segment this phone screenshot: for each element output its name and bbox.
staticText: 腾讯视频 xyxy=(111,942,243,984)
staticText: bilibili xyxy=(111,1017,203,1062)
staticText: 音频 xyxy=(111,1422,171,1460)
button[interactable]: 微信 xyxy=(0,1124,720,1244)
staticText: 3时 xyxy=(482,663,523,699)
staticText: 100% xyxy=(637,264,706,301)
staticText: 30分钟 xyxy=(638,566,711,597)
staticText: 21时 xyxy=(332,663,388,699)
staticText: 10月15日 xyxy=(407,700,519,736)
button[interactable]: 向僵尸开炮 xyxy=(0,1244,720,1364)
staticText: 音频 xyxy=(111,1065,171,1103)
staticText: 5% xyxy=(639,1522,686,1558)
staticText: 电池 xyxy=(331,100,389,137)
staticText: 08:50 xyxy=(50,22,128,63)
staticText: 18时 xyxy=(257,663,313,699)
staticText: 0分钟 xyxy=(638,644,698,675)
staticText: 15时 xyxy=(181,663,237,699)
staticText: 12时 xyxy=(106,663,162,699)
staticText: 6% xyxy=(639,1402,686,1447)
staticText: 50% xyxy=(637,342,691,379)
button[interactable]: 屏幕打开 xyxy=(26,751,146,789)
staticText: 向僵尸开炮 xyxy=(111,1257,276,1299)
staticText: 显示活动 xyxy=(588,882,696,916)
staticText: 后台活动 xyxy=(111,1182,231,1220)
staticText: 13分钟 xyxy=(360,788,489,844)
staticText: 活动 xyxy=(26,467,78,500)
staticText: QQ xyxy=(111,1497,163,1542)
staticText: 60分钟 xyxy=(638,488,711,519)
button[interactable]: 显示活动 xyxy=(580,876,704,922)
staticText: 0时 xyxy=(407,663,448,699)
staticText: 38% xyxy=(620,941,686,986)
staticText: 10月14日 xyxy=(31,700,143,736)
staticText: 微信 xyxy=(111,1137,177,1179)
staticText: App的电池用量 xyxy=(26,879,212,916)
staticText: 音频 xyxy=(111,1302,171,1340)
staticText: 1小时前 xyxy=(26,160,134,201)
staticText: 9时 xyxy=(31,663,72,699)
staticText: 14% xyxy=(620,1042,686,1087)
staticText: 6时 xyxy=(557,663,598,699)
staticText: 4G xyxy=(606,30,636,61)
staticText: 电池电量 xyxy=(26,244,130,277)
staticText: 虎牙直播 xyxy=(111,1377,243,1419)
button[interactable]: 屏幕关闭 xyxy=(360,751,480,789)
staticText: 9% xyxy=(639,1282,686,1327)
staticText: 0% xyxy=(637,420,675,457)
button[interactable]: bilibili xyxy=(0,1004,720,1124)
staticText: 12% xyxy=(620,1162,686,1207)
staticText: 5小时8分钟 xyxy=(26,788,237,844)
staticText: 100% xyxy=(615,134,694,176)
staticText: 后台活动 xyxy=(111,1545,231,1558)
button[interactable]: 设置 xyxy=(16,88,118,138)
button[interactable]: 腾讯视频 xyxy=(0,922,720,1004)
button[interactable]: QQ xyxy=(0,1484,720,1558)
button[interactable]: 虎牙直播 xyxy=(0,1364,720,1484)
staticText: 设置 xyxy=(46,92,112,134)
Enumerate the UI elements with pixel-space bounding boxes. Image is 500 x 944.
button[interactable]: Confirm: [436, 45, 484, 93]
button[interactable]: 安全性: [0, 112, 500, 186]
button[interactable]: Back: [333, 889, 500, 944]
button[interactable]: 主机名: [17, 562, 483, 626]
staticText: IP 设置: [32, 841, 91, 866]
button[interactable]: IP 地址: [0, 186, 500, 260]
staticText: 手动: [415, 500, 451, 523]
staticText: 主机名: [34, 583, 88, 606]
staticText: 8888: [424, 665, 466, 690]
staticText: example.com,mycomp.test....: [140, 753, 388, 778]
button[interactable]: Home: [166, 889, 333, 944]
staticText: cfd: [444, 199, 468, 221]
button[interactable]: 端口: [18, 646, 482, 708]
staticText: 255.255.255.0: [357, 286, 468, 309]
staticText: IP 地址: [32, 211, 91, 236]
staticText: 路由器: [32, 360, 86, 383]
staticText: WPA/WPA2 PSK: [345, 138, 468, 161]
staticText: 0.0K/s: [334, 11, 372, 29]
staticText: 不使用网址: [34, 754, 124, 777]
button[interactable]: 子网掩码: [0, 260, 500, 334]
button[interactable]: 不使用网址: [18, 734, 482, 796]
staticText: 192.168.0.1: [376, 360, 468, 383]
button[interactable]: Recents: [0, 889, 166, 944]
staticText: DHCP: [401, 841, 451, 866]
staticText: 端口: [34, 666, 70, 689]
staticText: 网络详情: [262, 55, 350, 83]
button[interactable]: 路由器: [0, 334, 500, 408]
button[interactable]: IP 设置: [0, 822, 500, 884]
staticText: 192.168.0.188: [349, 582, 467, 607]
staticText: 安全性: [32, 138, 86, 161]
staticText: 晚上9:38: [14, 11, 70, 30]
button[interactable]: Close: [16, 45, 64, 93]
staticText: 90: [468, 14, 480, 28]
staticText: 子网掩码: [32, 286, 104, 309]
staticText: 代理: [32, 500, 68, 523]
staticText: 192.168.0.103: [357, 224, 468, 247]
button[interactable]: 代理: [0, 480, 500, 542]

*****

-- TO BE DONE --
Copy all of the data above line for line, without changing anything.

-- RESULT --
segment this phone screenshot: for each element output its name and bbox.
staticText: 腾讯视频 xyxy=(111,942,243,984)
staticText: bilibili xyxy=(111,1017,203,1062)
staticText: 音频 xyxy=(111,1422,171,1460)
button[interactable]: 微信 xyxy=(0,1124,720,1244)
staticText: 3时 xyxy=(482,663,523,699)
staticText: 100% xyxy=(637,264,706,301)
staticText: 30分钟 xyxy=(638,566,711,597)
staticText: 21时 xyxy=(332,663,388,699)
staticText: 10月15日 xyxy=(407,700,519,736)
button[interactable]: 向僵尸开炮 xyxy=(0,1244,720,1364)
staticText: 音频 xyxy=(111,1065,171,1103)
staticText: 5% xyxy=(639,1522,686,1558)
staticText: 电池 xyxy=(331,100,389,137)
staticText: 08:50 xyxy=(50,22,128,63)
staticText: 18时 xyxy=(257,663,313,699)
staticText: 0分钟 xyxy=(638,644,698,675)
staticText: 15时 xyxy=(181,663,237,699)
staticText: 12时 xyxy=(106,663,162,699)
staticText: 6% xyxy=(639,1402,686,1447)
staticText: 50% xyxy=(637,342,691,379)
button[interactable]: 屏幕打开 xyxy=(26,751,146,789)
staticText: 向僵尸开炮 xyxy=(111,1257,276,1299)
staticText: 显示活动 xyxy=(588,882,696,916)
staticText: 后台活动 xyxy=(111,1182,231,1220)
staticText: 13分钟 xyxy=(360,788,489,844)
staticText: 活动 xyxy=(26,467,78,500)
staticText: QQ xyxy=(111,1497,163,1542)
staticText: 60分钟 xyxy=(638,488,711,519)
button[interactable]: 显示活动 xyxy=(580,876,704,922)
staticText: 0时 xyxy=(407,663,448,699)
staticText: 38% xyxy=(620,941,686,986)
staticText: 10月14日 xyxy=(31,700,143,736)
staticText: 微信 xyxy=(111,1137,177,1179)
staticText: App的电池用量 xyxy=(26,879,212,916)
staticText: 音频 xyxy=(111,1302,171,1340)
staticText: 1小时前 xyxy=(26,160,134,201)
staticText: 9时 xyxy=(31,663,72,699)
staticText: 14% xyxy=(620,1042,686,1087)
staticText: 6时 xyxy=(557,663,598,699)
staticText: 4G xyxy=(606,30,636,61)
staticText: 电池电量 xyxy=(26,244,130,277)
staticText: 虎牙直播 xyxy=(111,1377,243,1419)
button[interactable]: 屏幕关闭 xyxy=(360,751,480,789)
staticText: 9% xyxy=(639,1282,686,1327)
staticText: 0% xyxy=(637,420,675,457)
button[interactable]: bilibili xyxy=(0,1004,720,1124)
staticText: 12% xyxy=(620,1162,686,1207)
staticText: 5小时8分钟 xyxy=(26,788,237,844)
staticText: 100% xyxy=(615,134,694,176)
staticText: 后台活动 xyxy=(111,1545,231,1558)
button[interactable]: 设置 xyxy=(16,88,118,138)
button[interactable]: 腾讯视频 xyxy=(0,922,720,1004)
button[interactable]: QQ xyxy=(0,1484,720,1558)
button[interactable]: 虎牙直播 xyxy=(0,1364,720,1484)
staticText: 设置 xyxy=(46,92,112,134)
Enumerate the UI elements with pixel-space bounding boxes. Image is 500 x 944.
button[interactable]: Confirm: [436, 45, 484, 93]
button[interactable]: 安全性: [0, 112, 500, 186]
button[interactable]: Back: [333, 889, 500, 944]
button[interactable]: 主机名: [17, 562, 483, 626]
staticText: IP 设置: [32, 841, 91, 866]
button[interactable]: IP 地址: [0, 186, 500, 260]
staticText: 手动: [415, 500, 451, 523]
staticText: 主机名: [34, 583, 88, 606]
staticText: 8888: [424, 665, 466, 690]
staticText: example.com,mycomp.test....: [140, 753, 388, 778]
button[interactable]: Home: [166, 889, 333, 944]
staticText: cfd: [444, 199, 468, 221]
button[interactable]: 端口: [18, 646, 482, 708]
staticText: 255.255.255.0: [357, 286, 468, 309]
staticText: IP 地址: [32, 211, 91, 236]
staticText: 路由器: [32, 360, 86, 383]
staticText: WPA/WPA2 PSK: [345, 138, 468, 161]
staticText: 0.0K/s: [334, 11, 372, 29]
staticText: 不使用网址: [34, 754, 124, 777]
button[interactable]: 子网掩码: [0, 260, 500, 334]
button[interactable]: 不使用网址: [18, 734, 482, 796]
staticText: 192.168.0.1: [376, 360, 468, 383]
button[interactable]: Recents: [0, 889, 166, 944]
staticText: DHCP: [401, 841, 451, 866]
staticText: 端口: [34, 666, 70, 689]
staticText: 网络详情: [262, 55, 350, 83]
button[interactable]: 路由器: [0, 334, 500, 408]
button[interactable]: IP 设置: [0, 822, 500, 884]
staticText: 192.168.0.188: [349, 582, 467, 607]
staticText: 安全性: [32, 138, 86, 161]
staticText: 晚上9:38: [14, 11, 70, 30]
button[interactable]: Close: [16, 45, 64, 93]
staticText: 90: [468, 14, 480, 28]
staticText: 子网掩码: [32, 286, 104, 309]
staticText: 代理: [32, 500, 68, 523]
staticText: 192.168.0.103: [357, 224, 468, 247]
button[interactable]: 代理: [0, 480, 500, 542]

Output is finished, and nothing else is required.